◆ AIM OF THE TASK ◆
From the entries below, count every line that contains the word "this". Please give the number and nothing else.

(Dataset rows)

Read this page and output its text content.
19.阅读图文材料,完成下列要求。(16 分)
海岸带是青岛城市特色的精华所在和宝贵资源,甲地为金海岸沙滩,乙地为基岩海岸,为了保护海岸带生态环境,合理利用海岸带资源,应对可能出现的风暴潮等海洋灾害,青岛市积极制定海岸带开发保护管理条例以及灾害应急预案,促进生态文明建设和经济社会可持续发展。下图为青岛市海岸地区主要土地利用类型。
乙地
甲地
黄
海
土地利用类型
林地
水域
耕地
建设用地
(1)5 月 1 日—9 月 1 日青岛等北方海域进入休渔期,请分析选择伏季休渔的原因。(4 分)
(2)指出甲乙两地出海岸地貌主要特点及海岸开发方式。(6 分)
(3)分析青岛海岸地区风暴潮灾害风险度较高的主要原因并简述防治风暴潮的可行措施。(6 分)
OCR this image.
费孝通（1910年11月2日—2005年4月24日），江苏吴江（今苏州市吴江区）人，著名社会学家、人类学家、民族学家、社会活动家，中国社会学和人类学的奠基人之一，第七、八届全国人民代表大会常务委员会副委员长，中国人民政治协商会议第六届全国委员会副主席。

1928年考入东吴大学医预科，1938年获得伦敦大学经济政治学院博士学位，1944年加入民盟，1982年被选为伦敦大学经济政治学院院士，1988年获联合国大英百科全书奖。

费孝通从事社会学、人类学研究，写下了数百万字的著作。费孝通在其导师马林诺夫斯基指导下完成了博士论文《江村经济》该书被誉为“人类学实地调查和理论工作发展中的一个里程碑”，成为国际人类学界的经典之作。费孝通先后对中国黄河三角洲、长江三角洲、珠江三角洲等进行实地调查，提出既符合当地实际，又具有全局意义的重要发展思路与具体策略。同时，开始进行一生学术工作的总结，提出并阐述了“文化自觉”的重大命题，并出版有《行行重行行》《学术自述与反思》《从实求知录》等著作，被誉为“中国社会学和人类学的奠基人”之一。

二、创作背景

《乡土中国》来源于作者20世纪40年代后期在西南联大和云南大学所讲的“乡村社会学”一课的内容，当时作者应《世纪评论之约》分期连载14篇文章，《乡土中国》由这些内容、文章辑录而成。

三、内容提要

◆ ANSWER BELOW ◆
2